» TASK INSTRUCTIONS: The records below hold pictures; please leave those out and retype the rest exactly.

» SUPPLIED DATA:
....................
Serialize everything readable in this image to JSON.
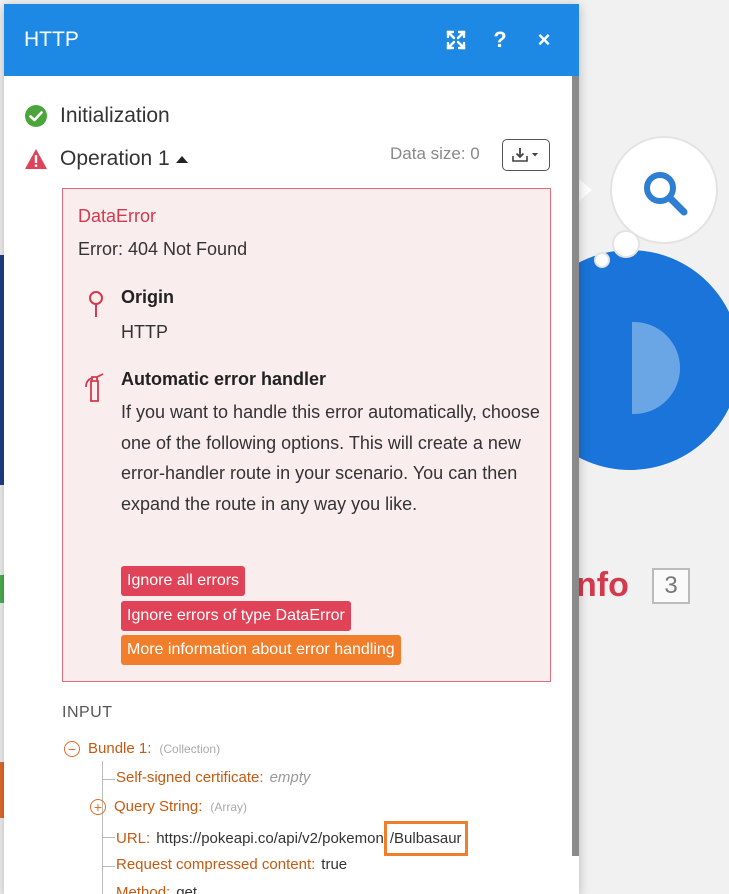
{
  "panel": {
    "title": "HTTP",
    "expand_icon": "expand-icon",
    "help_label": "?",
    "close_label": "×"
  },
  "status": {
    "initialization": "Initialization",
    "operation": "Operation 1",
    "data_size": "Data size: 0"
  },
  "error": {
    "title": "DataError",
    "message": "Error: 404 Not Found",
    "origin_title": "Origin",
    "origin_value": "HTTP",
    "handler_title": "Automatic error handler",
    "handler_text": "If you want to handle this error automatically, choose one of the following options. This will create a new error-handler route in your scenario. You can then expand the route in any way you like.",
    "buttons": [
      "Ignore all errors",
      "Ignore errors of type DataError",
      "More information about error handling"
    ]
  },
  "input": {
    "title": "INPUT",
    "bundle_label": "Bundle 1:",
    "bundle_type": "(Collection)",
    "self_signed_label": "Self-signed certificate:",
    "self_signed_value": "empty",
    "query_label": "Query String:",
    "query_type": "(Array)",
    "url_label": "URL:",
    "url_value": "https://pokeapi.co/api/v2/pokemon",
    "url_highlight": "/Bulbasaur",
    "compressed_label": "Request compressed content:",
    "compressed_value": "true",
    "method_label": "Method:",
    "method_value": "get"
  },
  "background": {
    "info_text": "nfo",
    "info_count": "3"
  },
  "colors": {
    "header": "#1e88e5",
    "error_red": "#d33a4c",
    "button_red": "#e04357",
    "button_orange": "#f07e2a",
    "success_green": "#4aa63b"
  }
}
....................
» EXPECTED ANSWER:
Serialize everything readable in this image to JSON.
{
  "panel": {
    "title": "HTTP",
    "expand_icon": "expand-icon",
    "help_label": "?",
    "close_label": "×"
  },
  "status": {
    "initialization": "Initialization",
    "operation": "Operation 1",
    "data_size": "Data size: 0"
  },
  "error": {
    "title": "DataError",
    "message": "Error: 404 Not Found",
    "origin_title": "Origin",
    "origin_value": "HTTP",
    "handler_title": "Automatic error handler",
    "handler_text": "If you want to handle this error automatically, choose one of the following options. This will create a new error-handler route in your scenario. You can then expand the route in any way you like.",
    "buttons": [
      "Ignore all errors",
      "Ignore errors of type DataError",
      "More information about error handling"
    ]
  },
  "input": {
    "title": "INPUT",
    "bundle_label": "Bundle 1:",
    "bundle_type": "(Collection)",
    "self_signed_label": "Self-signed certificate:",
    "self_signed_value": "empty",
    "query_label": "Query String:",
    "query_type": "(Array)",
    "url_label": "URL:",
    "url_value": "https://pokeapi.co/api/v2/pokemon",
    "url_highlight": "/Bulbasaur",
    "compressed_label": "Request compressed content:",
    "compressed_value": "true",
    "method_label": "Method:",
    "method_value": "get"
  },
  "background": {
    "info_text": "nfo",
    "info_count": "3"
  },
  "colors": {
    "header": "#1e88e5",
    "error_red": "#d33a4c",
    "button_red": "#e04357",
    "button_orange": "#f07e2a",
    "success_green": "#4aa63b"
  }
}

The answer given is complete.